> [Exercise requirements]:
From the entries below, extract every line that includes the word "поиска".

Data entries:

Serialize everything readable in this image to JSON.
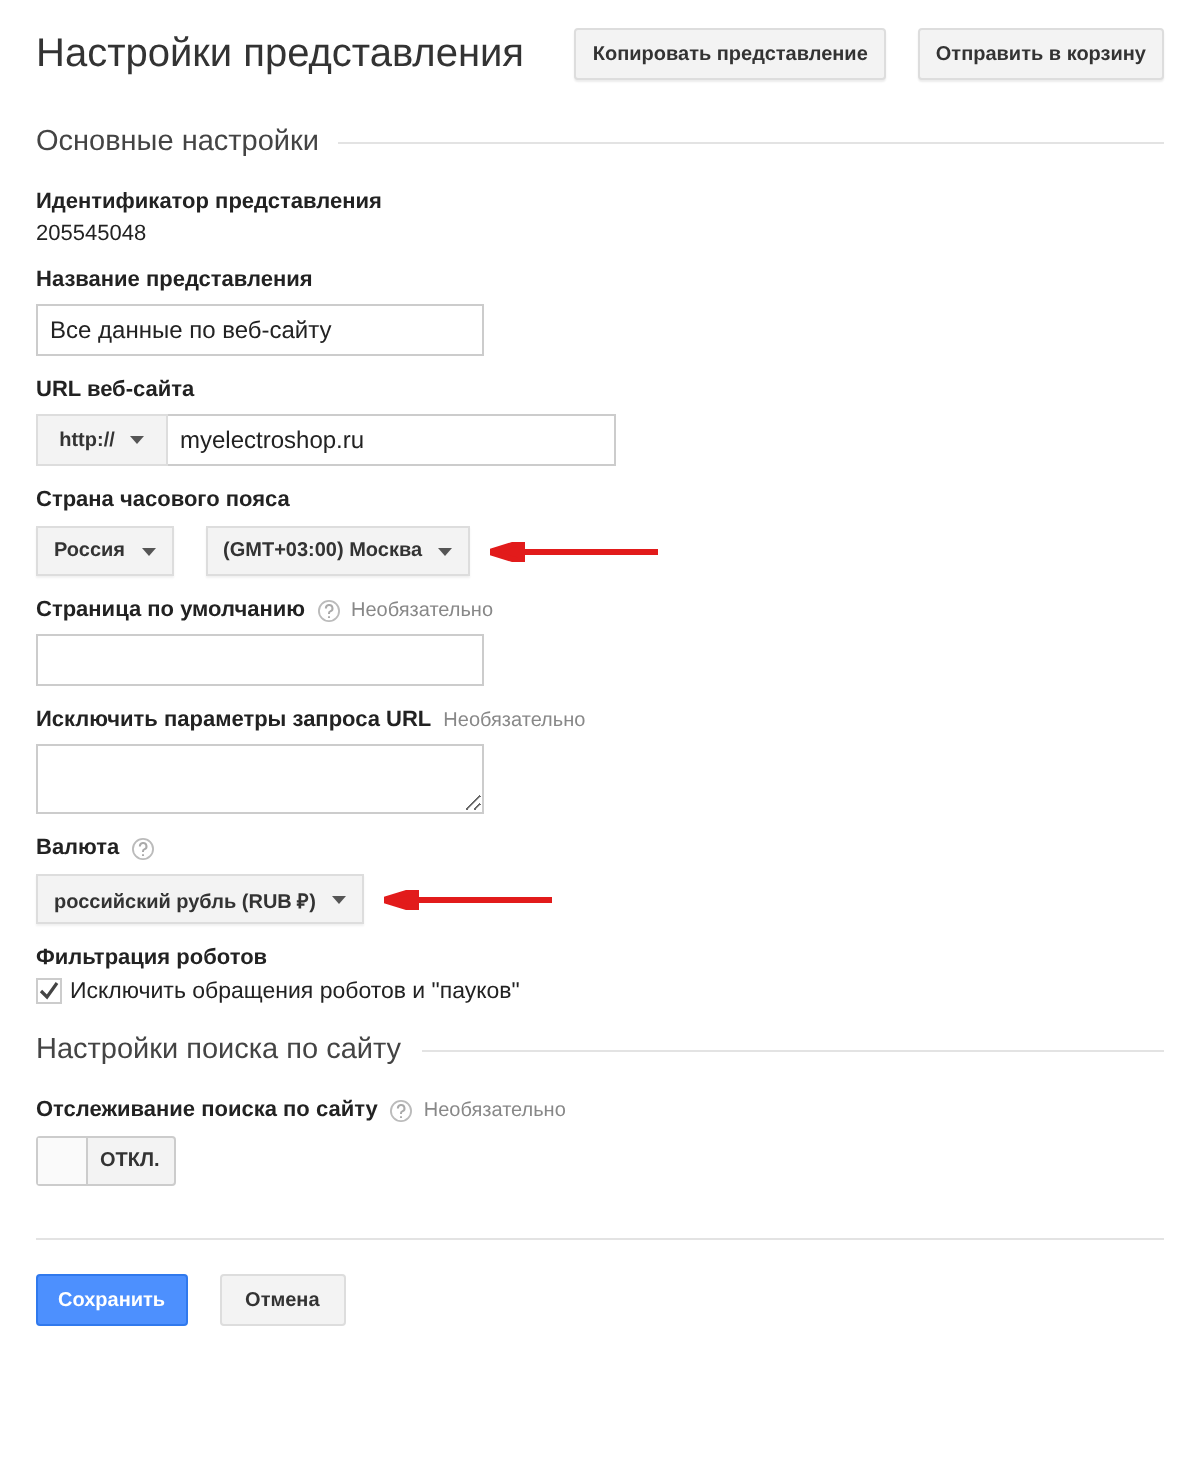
{
  "header": {
    "title": "Настройки представления",
    "buttons": [
      "Копировать представление",
      "Отправить в корзину"
    ]
  },
  "sections": [
    {
      "title": "Основные настройки",
      "fields": [
        {
          "kind": "static",
          "label": "Идентификатор представления",
          "value": "205545048"
        },
        {
          "kind": "text",
          "label": "Название представления",
          "value": "Все данные по веб-сайту"
        },
        {
          "kind": "url",
          "label": "URL веб-сайта",
          "protocol": "http://",
          "value": "myelectroshop.ru"
        },
        {
          "kind": "selects",
          "label": "Страна часового пояса",
          "options": [
            "Россия",
            "(GMT+03:00) Москва"
          ],
          "annotated": true
        },
        {
          "kind": "text",
          "label": "Страница по умолчанию",
          "help": true,
          "hint": "Необязательно"
        },
        {
          "kind": "textarea",
          "label": "Исключить параметры запроса URL",
          "hint": "Необязательно"
        },
        {
          "kind": "select",
          "label": "Валюта",
          "help": true,
          "options": [
            "российский рубль (RUB ₽)"
          ],
          "annotated": true
        },
        {
          "kind": "checkbox",
          "label": "Фильтрация роботов",
          "text": "Исключить обращения роботов и \"пауков\"",
          "checked": true
        }
      ]
    },
    {
      "title": "Настройки поиска по сайту",
      "fields": [
        {
          "kind": "toggle",
          "label": "Отслеживание поиска по сайту",
          "help": true,
          "hint": "Необязательно",
          "state_label": "ОТКЛ.",
          "on": false
        }
      ]
    }
  ],
  "footer_buttons": [
    {
      "label": "Сохранить",
      "primary": true
    },
    {
      "label": "Отмена",
      "primary": false
    }
  ]
}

> [Exercise solution]:
      "title": "Настройки поиска по сайту",
          "label": "Отслеживание поиска по сайту",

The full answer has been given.